▶ _TASK BRIEF_
In the forum thread about the squab, how long had the foster parents been mating when they laid only one egg?

▶ _TEXT_
******************************

Hes still with the foster parents I did not put him back in his original parents though hes doing fine


----------



## DarrehL (Aug 29, 2015)

The Foster Parents have been mating for about three weeks and only laid one egg after three weeks. I waited for the second egg but there were no sign of it. So I think by that time both of them already produced crop milk? i'm not sure though  how else would the poor squab survive? What does crop milk look like? Is it like the yellow substance? Both of the foster parents have those if thats the crop milk


----------



## naresh j (Jun 27, 2014)

see if the babies crop [chest area] is full???.....there's no way foster parents could have crop milk...if its been only 4-5 days of incubation!!!


----------



## cwebster (Dec 11, 2010)

Please see if the baby has a full crop. If not he needs to be fed asap.


----------



## kiddy (Feb 5, 2015)

DarrehL said:


> The Foster Parents have been mating for about three weeks and only laid one egg after three weeks. I waited for the second egg but there were no sign of it. So I think by that time both of them already produced crop milk? i'm not sure though  how else would the poor squab survive? What does crop milk look like? Is it like the yellow substance? Both of the foster parents have those if thats the crop milk


If he is alive yet that means he is being fed. Are you keeping him with foster parents? 
He is lucky and exceptional if he is alive with foster parents.


----------



## DarrehL (Aug 29, 2015)

Ill check his crop tomorrow


----------



## DarrehL (Aug 29, 2015)

******************************

▶ _DATA FOR REVIEW_
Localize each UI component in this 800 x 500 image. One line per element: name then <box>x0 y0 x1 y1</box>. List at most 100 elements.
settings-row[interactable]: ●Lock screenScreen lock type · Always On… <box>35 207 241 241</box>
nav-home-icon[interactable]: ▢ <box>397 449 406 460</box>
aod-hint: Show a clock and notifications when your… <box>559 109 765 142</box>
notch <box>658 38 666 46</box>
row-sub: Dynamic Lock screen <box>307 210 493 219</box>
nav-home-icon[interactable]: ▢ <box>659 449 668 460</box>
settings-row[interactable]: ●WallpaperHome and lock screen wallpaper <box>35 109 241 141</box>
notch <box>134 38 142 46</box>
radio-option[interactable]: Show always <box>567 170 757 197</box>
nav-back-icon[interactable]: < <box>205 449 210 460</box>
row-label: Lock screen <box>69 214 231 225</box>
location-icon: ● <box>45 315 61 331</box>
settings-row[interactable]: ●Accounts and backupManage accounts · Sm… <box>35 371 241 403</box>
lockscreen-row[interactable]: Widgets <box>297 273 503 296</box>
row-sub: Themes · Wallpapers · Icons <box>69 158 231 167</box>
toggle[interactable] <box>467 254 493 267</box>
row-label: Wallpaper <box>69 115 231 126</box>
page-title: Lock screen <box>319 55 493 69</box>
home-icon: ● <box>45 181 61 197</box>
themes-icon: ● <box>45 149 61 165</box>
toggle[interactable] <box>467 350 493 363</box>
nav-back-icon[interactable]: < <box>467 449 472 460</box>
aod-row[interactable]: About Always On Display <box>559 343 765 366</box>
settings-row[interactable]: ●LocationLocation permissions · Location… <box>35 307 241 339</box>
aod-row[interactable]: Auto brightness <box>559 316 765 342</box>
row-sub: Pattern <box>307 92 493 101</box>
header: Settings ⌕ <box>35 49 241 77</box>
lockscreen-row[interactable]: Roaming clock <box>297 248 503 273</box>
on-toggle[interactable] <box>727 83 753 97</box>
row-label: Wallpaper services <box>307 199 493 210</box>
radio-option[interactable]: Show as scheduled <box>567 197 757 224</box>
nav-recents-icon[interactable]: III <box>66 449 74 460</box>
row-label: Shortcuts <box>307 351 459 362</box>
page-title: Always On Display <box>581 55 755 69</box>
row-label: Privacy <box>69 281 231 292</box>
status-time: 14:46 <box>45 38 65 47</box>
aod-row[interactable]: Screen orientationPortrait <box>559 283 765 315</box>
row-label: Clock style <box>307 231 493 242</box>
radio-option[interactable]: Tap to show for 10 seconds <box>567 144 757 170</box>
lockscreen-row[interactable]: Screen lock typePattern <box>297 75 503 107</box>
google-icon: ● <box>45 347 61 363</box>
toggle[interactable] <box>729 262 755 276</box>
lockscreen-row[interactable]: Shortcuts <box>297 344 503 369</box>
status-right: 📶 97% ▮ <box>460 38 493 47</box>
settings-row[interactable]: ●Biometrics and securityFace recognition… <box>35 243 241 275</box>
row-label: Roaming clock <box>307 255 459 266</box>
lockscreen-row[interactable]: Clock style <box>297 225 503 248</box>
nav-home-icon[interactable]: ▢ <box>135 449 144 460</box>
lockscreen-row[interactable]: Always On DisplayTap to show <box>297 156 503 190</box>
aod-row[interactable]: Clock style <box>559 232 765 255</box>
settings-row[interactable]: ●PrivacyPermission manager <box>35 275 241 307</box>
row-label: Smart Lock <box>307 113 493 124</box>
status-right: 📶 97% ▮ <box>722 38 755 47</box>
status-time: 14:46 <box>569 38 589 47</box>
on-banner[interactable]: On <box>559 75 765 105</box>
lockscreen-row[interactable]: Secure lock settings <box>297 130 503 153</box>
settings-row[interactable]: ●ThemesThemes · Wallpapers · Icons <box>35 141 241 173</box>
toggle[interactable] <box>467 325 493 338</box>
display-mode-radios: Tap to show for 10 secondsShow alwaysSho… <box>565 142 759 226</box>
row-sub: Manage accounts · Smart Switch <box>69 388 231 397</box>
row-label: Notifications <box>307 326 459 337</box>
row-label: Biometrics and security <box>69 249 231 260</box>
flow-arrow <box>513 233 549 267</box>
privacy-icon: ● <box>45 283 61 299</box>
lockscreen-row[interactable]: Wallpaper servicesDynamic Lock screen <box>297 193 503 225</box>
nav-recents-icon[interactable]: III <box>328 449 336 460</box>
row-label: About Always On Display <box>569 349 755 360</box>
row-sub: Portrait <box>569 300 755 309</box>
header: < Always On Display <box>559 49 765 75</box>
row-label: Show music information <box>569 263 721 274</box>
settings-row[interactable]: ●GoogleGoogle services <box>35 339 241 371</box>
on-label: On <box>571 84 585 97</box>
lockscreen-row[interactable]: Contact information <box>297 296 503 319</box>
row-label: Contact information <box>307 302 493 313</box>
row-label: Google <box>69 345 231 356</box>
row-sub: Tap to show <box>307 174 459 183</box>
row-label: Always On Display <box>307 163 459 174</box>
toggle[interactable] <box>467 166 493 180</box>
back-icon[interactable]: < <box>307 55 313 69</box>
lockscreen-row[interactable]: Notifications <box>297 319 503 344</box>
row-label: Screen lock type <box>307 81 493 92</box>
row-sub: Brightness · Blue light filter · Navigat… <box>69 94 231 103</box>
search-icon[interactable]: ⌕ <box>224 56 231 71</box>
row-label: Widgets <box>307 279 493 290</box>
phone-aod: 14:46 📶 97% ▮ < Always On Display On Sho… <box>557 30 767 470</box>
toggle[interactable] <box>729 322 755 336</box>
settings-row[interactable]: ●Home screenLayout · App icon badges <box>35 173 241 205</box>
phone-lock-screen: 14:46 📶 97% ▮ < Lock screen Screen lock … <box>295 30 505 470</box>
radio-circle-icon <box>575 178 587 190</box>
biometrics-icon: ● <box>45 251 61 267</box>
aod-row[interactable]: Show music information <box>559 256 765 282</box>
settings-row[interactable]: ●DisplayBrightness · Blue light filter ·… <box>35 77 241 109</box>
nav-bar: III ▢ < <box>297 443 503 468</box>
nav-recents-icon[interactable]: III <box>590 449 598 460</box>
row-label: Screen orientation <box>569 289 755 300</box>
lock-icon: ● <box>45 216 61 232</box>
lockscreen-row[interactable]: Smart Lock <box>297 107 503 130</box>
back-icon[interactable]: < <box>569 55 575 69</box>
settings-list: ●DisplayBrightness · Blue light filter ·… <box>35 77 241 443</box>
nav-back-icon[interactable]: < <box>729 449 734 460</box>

******************************

▶ _WRITTEN ANSWER_
About three weeks.